▶ _Work to complete_
Reproduce the listing below verbatim.

▶ _Dataset extract_

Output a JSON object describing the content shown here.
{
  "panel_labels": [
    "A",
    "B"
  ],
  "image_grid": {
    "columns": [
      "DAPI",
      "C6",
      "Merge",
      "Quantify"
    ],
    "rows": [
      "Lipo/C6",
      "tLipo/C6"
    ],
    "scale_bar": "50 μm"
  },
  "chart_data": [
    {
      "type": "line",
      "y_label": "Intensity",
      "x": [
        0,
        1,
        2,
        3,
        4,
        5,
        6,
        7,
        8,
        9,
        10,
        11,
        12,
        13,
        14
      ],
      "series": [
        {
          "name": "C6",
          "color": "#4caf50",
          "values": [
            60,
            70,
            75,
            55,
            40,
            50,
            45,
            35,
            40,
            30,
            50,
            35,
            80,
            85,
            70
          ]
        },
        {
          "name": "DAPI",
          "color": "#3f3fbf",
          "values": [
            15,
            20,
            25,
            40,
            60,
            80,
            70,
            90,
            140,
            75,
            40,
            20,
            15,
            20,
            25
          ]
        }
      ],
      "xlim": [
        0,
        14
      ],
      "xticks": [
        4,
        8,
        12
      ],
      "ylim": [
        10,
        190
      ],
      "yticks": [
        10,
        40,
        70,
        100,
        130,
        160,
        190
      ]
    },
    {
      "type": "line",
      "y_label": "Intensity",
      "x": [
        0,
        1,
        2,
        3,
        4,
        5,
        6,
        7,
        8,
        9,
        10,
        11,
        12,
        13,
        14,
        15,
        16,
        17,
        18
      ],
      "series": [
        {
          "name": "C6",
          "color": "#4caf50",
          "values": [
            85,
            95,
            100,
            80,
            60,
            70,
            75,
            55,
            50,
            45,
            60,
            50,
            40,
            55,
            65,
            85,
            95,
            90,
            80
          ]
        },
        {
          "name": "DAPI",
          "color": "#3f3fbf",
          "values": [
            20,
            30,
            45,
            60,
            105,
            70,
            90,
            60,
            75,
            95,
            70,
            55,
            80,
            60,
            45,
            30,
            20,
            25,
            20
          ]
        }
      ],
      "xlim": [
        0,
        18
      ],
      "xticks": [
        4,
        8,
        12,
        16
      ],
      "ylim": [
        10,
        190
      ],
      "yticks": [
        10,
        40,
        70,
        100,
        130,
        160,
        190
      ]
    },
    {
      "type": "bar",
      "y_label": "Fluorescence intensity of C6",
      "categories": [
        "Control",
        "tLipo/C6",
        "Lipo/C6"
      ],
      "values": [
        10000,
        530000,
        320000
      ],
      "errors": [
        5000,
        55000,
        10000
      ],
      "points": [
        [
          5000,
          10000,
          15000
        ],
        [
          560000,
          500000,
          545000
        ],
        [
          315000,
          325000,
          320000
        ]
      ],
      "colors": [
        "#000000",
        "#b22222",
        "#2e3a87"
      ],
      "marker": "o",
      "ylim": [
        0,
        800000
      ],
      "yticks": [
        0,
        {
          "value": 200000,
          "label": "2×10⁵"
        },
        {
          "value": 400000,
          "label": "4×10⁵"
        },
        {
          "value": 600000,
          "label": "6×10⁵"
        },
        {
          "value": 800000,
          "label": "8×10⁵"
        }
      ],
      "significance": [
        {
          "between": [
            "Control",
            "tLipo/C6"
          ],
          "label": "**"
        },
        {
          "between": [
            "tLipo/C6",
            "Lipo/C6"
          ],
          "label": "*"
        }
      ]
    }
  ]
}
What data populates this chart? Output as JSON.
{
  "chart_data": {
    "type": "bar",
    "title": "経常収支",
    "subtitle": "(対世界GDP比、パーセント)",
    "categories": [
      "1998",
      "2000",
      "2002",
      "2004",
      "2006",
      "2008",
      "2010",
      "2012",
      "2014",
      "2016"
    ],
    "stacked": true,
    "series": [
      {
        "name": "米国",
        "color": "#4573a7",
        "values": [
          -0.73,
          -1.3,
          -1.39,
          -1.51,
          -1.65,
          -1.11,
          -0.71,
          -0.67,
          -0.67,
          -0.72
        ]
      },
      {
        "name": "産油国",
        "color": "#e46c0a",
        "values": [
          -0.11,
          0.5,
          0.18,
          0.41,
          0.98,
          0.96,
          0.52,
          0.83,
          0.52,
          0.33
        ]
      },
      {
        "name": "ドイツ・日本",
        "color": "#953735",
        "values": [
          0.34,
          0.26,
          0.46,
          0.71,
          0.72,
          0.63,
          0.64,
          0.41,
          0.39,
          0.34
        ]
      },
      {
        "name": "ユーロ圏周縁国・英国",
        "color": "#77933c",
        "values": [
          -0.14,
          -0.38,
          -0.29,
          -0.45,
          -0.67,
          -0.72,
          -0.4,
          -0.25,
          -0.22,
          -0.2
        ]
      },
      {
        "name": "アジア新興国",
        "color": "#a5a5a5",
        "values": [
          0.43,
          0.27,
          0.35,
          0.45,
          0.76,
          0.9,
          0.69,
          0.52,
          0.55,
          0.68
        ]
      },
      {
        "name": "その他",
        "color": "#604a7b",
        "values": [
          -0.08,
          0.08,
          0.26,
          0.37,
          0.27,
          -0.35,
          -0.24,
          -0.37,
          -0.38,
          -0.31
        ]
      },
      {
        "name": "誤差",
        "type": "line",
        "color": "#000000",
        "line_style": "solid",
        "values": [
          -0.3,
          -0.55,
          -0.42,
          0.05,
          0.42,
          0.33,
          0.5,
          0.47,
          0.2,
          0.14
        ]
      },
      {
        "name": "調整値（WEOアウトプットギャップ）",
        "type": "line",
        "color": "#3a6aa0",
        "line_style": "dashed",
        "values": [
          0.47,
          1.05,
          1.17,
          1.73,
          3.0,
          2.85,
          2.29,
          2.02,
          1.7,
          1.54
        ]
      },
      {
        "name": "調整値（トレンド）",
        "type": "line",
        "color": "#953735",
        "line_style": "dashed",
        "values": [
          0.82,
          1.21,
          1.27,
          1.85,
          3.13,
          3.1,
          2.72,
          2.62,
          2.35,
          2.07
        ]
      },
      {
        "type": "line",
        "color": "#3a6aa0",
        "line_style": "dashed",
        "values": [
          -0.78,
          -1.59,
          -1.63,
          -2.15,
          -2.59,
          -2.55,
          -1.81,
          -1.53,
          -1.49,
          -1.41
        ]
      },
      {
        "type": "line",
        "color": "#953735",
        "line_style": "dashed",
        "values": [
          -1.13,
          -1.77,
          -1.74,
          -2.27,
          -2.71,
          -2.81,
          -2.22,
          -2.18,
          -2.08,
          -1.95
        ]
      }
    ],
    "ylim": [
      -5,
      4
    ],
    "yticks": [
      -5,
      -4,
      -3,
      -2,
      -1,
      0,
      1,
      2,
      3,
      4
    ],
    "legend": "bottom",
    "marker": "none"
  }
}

▶ _Correct result_
Output a JSON object describing the content shown here.
{
  "panel_labels": [
    "A",
    "B"
  ],
  "image_grid": {
    "columns": [
      "DAPI",
      "C6",
      "Merge",
      "Quantify"
    ],
    "rows": [
      "Lipo/C6",
      "tLipo/C6"
    ],
    "scale_bar": "50 μm"
  },
  "chart_data": [
    {
      "type": "line",
      "y_label": "Intensity",
      "x": [
        0,
        1,
        2,
        3,
        4,
        5,
        6,
        7,
        8,
        9,
        10,
        11,
        12,
        13,
        14
      ],
      "series": [
        {
          "name": "C6",
          "color": "#4caf50",
          "values": [
            60,
            70,
            75,
            55,
            40,
            50,
            45,
            35,
            40,
            30,
            50,
            35,
            80,
            85,
            70
          ]
        },
        {
          "name": "DAPI",
          "color": "#3f3fbf",
          "values": [
            15,
            20,
            25,
            40,
            60,
            80,
            70,
            90,
            140,
            75,
            40,
            20,
            15,
            20,
            25
          ]
        }
      ],
      "xlim": [
        0,
        14
      ],
      "xticks": [
        4,
        8,
        12
      ],
      "ylim": [
        10,
        190
      ],
      "yticks": [
        10,
        40,
        70,
        100,
        130,
        160,
        190
      ]
    },
    {
      "type": "line",
      "y_label": "Intensity",
      "x": [
        0,
        1,
        2,
        3,
        4,
        5,
        6,
        7,
        8,
        9,
        10,
        11,
        12,
        13,
        14,
        15,
        16,
        17,
        18
      ],
      "series": [
        {
          "name": "C6",
          "color": "#4caf50",
          "values": [
            85,
            95,
            100,
            80,
            60,
            70,
            75,
            55,
            50,
            45,
            60,
            50,
            40,
            55,
            65,
            85,
            95,
            90,
            80
          ]
        },
        {
          "name": "DAPI",
          "color": "#3f3fbf",
          "values": [
            20,
            30,
            45,
            60,
            105,
            70,
            90,
            60,
            75,
            95,
            70,
            55,
            80,
            60,
            45,
            30,
            20,
            25,
            20
          ]
        }
      ],
      "xlim": [
        0,
        18
      ],
      "xticks": [
        4,
        8,
        12,
        16
      ],
      "ylim": [
        10,
        190
      ],
      "yticks": [
        10,
        40,
        70,
        100,
        130,
        160,
        190
      ]
    },
    {
      "type": "bar",
      "y_label": "Fluorescence intensity of C6",
      "categories": [
        "Control",
        "tLipo/C6",
        "Lipo/C6"
      ],
      "values": [
        10000,
        530000,
        320000
      ],
      "errors": [
        5000,
        55000,
        10000
      ],
      "points": [
        [
          5000,
          10000,
          15000
        ],
        [
          560000,
          500000,
          545000
        ],
        [
          315000,
          325000,
          320000
        ]
      ],
      "colors": [
        "#000000",
        "#b22222",
        "#2e3a87"
      ],
      "marker": "o",
      "ylim": [
        0,
        800000
      ],
      "yticks": [
        0,
        {
          "value": 200000,
          "label": "2×10⁵"
        },
        {
          "value": 400000,
          "label": "4×10⁵"
        },
        {
          "value": 600000,
          "label": "6×10⁵"
        },
        {
          "value": 800000,
          "label": "8×10⁵"
        }
      ],
      "significance": [
        {
          "between": [
            "Control",
            "tLipo/C6"
          ],
          "label": "**"
        },
        {
          "between": [
            "tLipo/C6",
            "Lipo/C6"
          ],
          "label": "*"
        }
      ]
    }
  ]
}
What data populates this chart? Output as JSON.
{
  "chart_data": {
    "type": "bar",
    "title": "経常収支",
    "subtitle": "(対世界GDP比、パーセント)",
    "categories": [
      "1998",
      "2000",
      "2002",
      "2004",
      "2006",
      "2008",
      "2010",
      "2012",
      "2014",
      "2016"
    ],
    "stacked": true,
    "series": [
      {
        "name": "米国",
        "color": "#4573a7",
        "values": [
          -0.73,
          -1.3,
          -1.39,
          -1.51,
          -1.65,
          -1.11,
          -0.71,
          -0.67,
          -0.67,
          -0.72
        ]
      },
      {
        "name": "産油国",
        "color": "#e46c0a",
        "values": [
          -0.11,
          0.5,
          0.18,
          0.41,
          0.98,
          0.96,
          0.52,
          0.83,
          0.52,
          0.33
        ]
      },
      {
        "name": "ドイツ・日本",
        "color": "#953735",
        "values": [
          0.34,
          0.26,
          0.46,
          0.71,
          0.72,
          0.63,
          0.64,
          0.41,
          0.39,
          0.34
        ]
      },
      {
        "name": "ユーロ圏周縁国・英国",
        "color": "#77933c",
        "values": [
          -0.14,
          -0.38,
          -0.29,
          -0.45,
          -0.67,
          -0.72,
          -0.4,
          -0.25,
          -0.22,
          -0.2
        ]
      },
      {
        "name": "アジア新興国",
        "color": "#a5a5a5",
        "values": [
          0.43,
          0.27,
          0.35,
          0.45,
          0.76,
          0.9,
          0.69,
          0.52,
          0.55,
          0.68
        ]
      },
      {
        "name": "その他",
        "color": "#604a7b",
        "values": [
          -0.08,
          0.08,
          0.26,
          0.37,
          0.27,
          -0.35,
          -0.24,
          -0.37,
          -0.38,
          -0.31
        ]
      },
      {
        "name": "誤差",
        "type": "line",
        "color": "#000000",
        "line_style": "solid",
        "values": [
          -0.3,
          -0.55,
          -0.42,
          0.05,
          0.42,
          0.33,
          0.5,
          0.47,
          0.2,
          0.14
        ]
      },
      {
        "name": "調整値（WEOアウトプットギャップ）",
        "type": "line",
        "color": "#3a6aa0",
        "line_style": "dashed",
        "values": [
          0.47,
          1.05,
          1.17,
          1.73,
          3.0,
          2.85,
          2.29,
          2.02,
          1.7,
          1.54
        ]
      },
      {
        "name": "調整値（トレンド）",
        "type": "line",
        "color": "#953735",
        "line_style": "dashed",
        "values": [
          0.82,
          1.21,
          1.27,
          1.85,
          3.13,
          3.1,
          2.72,
          2.62,
          2.35,
          2.07
        ]
      },
      {
        "type": "line",
        "color": "#3a6aa0",
        "line_style": "dashed",
        "values": [
          -0.78,
          -1.59,
          -1.63,
          -2.15,
          -2.59,
          -2.55,
          -1.81,
          -1.53,
          -1.49,
          -1.41
        ]
      },
      {
        "type": "line",
        "color": "#953735",
        "line_style": "dashed",
        "values": [
          -1.13,
          -1.77,
          -1.74,
          -2.27,
          -2.71,
          -2.81,
          -2.22,
          -2.18,
          -2.08,
          -1.95
        ]
      }
    ],
    "ylim": [
      -5,
      4
    ],
    "yticks": [
      -5,
      -4,
      -3,
      -2,
      -1,
      0,
      1,
      2,
      3,
      4
    ],
    "legend": "bottom",
    "marker": "none"
  }
}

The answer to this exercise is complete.